Locate the string "Weichspüler" throughout the material and copy every line in which it occurs.

- [MATERIAL FOR THE TASK]
════════

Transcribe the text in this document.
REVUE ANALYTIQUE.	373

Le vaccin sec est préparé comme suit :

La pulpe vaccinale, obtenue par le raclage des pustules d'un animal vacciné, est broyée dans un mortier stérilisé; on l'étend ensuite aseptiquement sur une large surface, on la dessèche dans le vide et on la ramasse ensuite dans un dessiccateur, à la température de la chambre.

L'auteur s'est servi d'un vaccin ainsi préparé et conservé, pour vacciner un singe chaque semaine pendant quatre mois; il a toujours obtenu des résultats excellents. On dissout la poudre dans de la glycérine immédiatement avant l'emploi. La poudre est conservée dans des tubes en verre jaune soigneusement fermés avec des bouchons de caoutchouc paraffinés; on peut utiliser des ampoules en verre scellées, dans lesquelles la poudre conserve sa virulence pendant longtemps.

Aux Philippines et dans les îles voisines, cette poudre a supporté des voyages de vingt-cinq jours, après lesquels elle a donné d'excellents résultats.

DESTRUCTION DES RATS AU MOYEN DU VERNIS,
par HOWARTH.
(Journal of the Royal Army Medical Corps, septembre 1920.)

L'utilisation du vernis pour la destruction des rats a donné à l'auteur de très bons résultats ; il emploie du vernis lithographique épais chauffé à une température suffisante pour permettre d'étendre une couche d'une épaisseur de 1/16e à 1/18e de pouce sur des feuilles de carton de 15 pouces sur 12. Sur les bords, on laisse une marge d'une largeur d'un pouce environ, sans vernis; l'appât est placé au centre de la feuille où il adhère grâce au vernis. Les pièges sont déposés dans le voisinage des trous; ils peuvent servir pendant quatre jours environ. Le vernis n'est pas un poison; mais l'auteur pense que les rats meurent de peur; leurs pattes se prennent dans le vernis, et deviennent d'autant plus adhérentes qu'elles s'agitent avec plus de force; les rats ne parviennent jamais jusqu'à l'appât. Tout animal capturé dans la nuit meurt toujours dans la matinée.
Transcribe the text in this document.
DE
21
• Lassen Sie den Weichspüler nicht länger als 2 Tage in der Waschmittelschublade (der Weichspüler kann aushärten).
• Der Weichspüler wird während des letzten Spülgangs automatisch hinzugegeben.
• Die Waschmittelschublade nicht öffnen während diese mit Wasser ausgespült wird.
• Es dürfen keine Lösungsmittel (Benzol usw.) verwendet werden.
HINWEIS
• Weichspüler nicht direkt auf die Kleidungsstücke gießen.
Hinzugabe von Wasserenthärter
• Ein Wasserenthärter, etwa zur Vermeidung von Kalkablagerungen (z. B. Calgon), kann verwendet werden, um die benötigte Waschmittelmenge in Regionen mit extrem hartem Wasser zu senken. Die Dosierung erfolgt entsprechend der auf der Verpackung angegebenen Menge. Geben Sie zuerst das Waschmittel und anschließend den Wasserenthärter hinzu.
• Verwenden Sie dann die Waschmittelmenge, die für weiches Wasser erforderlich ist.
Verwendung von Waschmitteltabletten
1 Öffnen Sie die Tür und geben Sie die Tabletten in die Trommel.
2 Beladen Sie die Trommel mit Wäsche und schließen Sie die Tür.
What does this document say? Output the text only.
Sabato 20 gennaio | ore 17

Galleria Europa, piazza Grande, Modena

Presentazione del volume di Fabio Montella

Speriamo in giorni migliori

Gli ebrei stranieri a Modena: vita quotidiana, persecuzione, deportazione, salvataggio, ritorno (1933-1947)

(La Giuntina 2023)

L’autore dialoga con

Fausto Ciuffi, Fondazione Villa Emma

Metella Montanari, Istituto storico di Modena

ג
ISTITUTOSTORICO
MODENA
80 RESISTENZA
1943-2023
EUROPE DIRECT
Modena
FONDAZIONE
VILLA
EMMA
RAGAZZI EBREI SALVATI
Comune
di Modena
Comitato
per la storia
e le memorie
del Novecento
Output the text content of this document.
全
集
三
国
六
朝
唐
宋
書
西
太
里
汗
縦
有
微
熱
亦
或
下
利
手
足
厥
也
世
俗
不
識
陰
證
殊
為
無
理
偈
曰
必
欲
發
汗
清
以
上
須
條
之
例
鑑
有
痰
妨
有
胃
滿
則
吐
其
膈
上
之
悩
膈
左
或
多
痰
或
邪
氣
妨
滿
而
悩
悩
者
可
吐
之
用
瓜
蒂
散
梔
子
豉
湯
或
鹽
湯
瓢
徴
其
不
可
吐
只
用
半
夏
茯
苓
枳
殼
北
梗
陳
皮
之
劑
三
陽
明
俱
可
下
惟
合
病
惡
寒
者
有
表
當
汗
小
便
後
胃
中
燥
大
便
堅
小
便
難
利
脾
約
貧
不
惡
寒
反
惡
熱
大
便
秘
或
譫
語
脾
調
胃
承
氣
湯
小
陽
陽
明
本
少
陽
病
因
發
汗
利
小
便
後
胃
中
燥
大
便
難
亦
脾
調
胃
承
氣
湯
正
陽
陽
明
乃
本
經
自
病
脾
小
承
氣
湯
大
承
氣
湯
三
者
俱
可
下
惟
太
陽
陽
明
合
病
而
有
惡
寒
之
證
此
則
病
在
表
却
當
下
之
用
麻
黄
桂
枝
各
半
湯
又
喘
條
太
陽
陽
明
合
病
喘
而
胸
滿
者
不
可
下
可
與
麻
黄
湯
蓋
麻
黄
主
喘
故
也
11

════════

- [IN RESPONSE]
• Lassen Sie den Weichspüler nicht länger als 2 Tage in der Waschmittelschublade (der Weichspüler kann aushärten).
• Der Weichspüler wird während des letzten Spülgangs automatisch hinzugegeben.
• Weichspüler nicht direkt auf die Kleidungsstücke gießen.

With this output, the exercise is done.